Collected data entries
⁂
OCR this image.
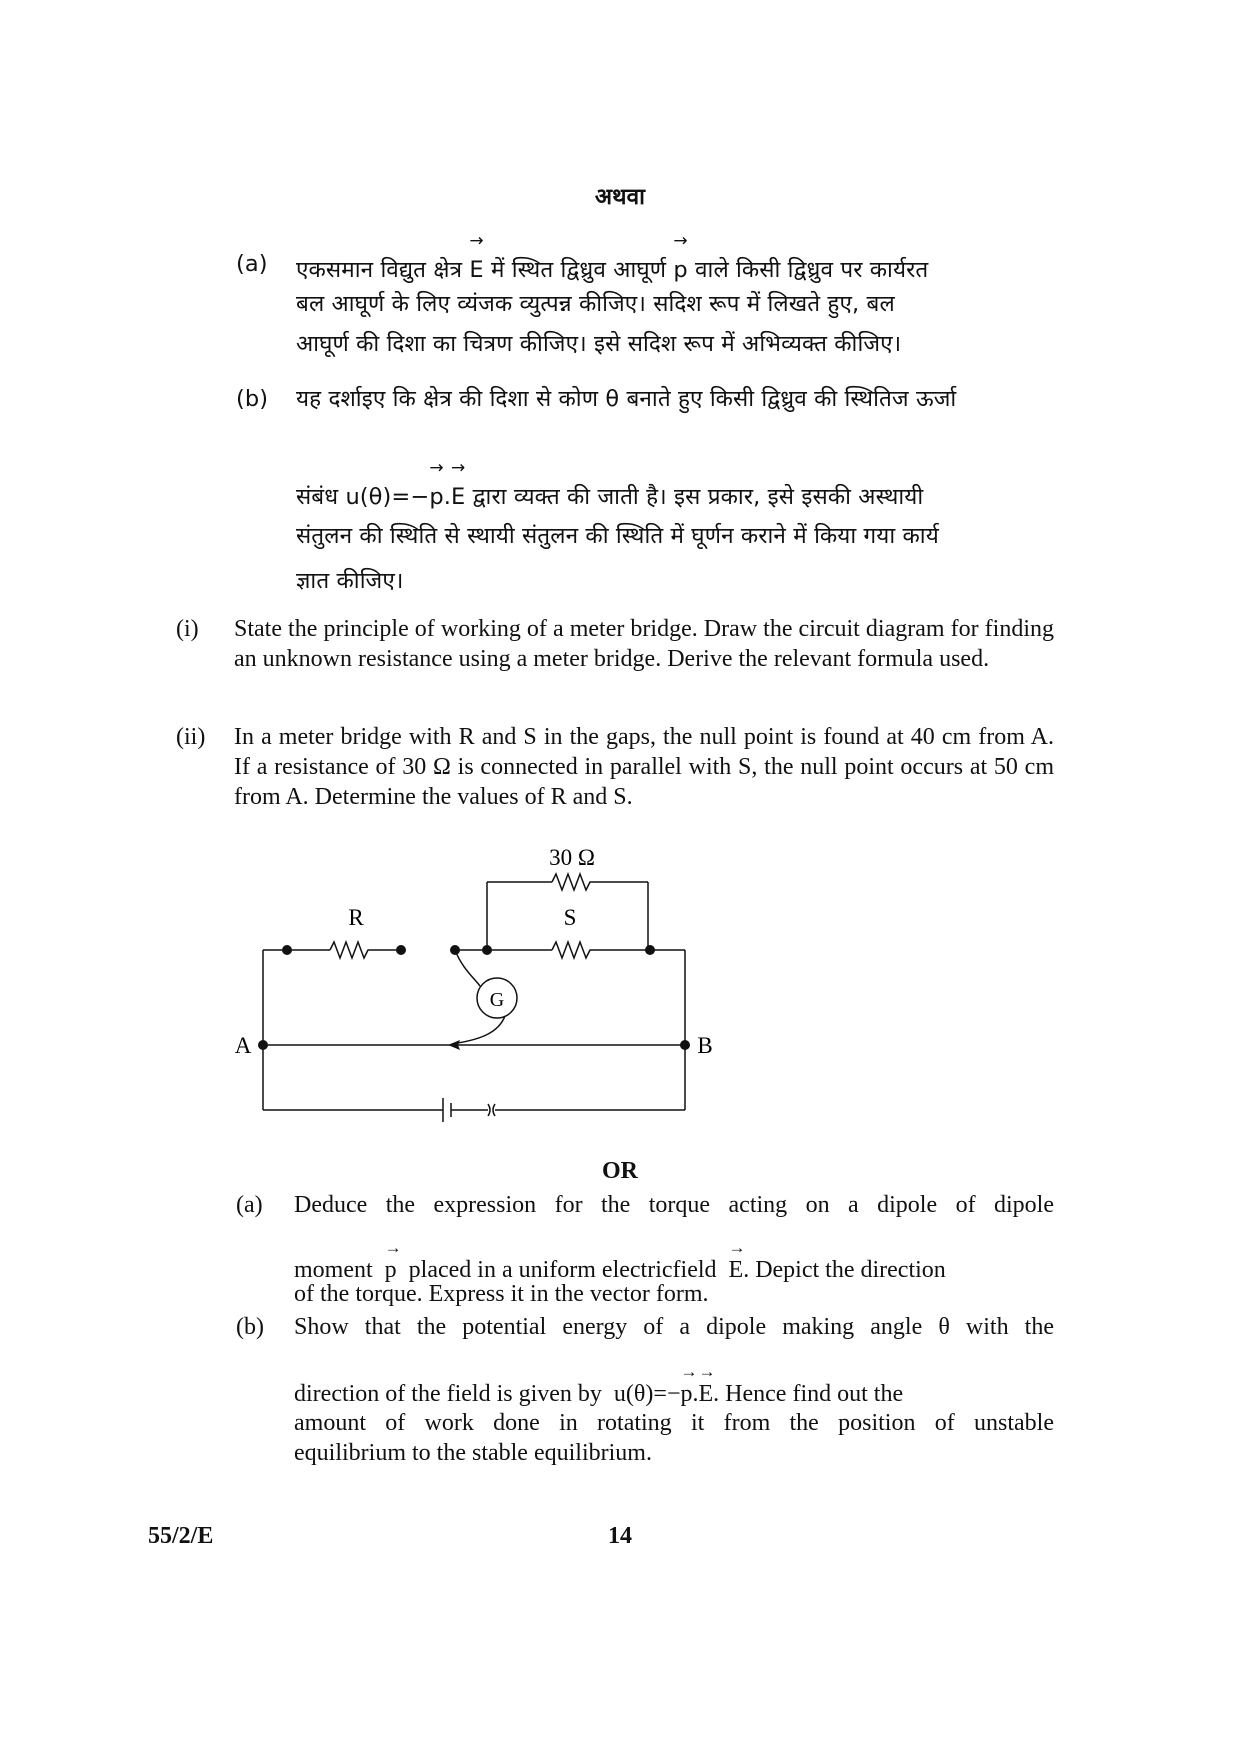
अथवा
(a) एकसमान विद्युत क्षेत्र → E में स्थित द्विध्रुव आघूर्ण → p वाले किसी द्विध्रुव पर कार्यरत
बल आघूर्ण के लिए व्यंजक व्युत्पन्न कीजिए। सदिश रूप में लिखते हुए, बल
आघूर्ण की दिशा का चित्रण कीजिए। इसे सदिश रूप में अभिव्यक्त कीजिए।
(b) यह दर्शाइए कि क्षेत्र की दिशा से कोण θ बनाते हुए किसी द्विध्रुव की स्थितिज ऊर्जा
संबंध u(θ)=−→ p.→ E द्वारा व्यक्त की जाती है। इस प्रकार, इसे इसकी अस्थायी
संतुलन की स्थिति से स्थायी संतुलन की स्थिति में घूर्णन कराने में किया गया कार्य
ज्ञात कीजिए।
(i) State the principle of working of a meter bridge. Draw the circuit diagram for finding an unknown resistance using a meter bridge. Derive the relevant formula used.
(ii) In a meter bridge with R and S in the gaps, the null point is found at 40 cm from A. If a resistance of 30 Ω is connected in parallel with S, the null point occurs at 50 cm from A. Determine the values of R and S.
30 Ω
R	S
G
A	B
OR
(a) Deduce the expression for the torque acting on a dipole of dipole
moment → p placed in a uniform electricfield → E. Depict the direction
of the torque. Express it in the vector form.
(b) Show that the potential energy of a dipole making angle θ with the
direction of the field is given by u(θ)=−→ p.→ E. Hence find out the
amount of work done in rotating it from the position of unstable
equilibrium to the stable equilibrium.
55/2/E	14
⁂
Required task:
Collect every line above that contains the word "with".

Written solution:
(ii) In a meter bridge with R and S in the gaps, the null point is found at 40 cm from A. If a resistance of 30 Ω is connected in parallel with S, the null point occurs at 50 cm from A. Determine the values of R and S.
(b) Show that the potential energy of a dipole making angle θ with the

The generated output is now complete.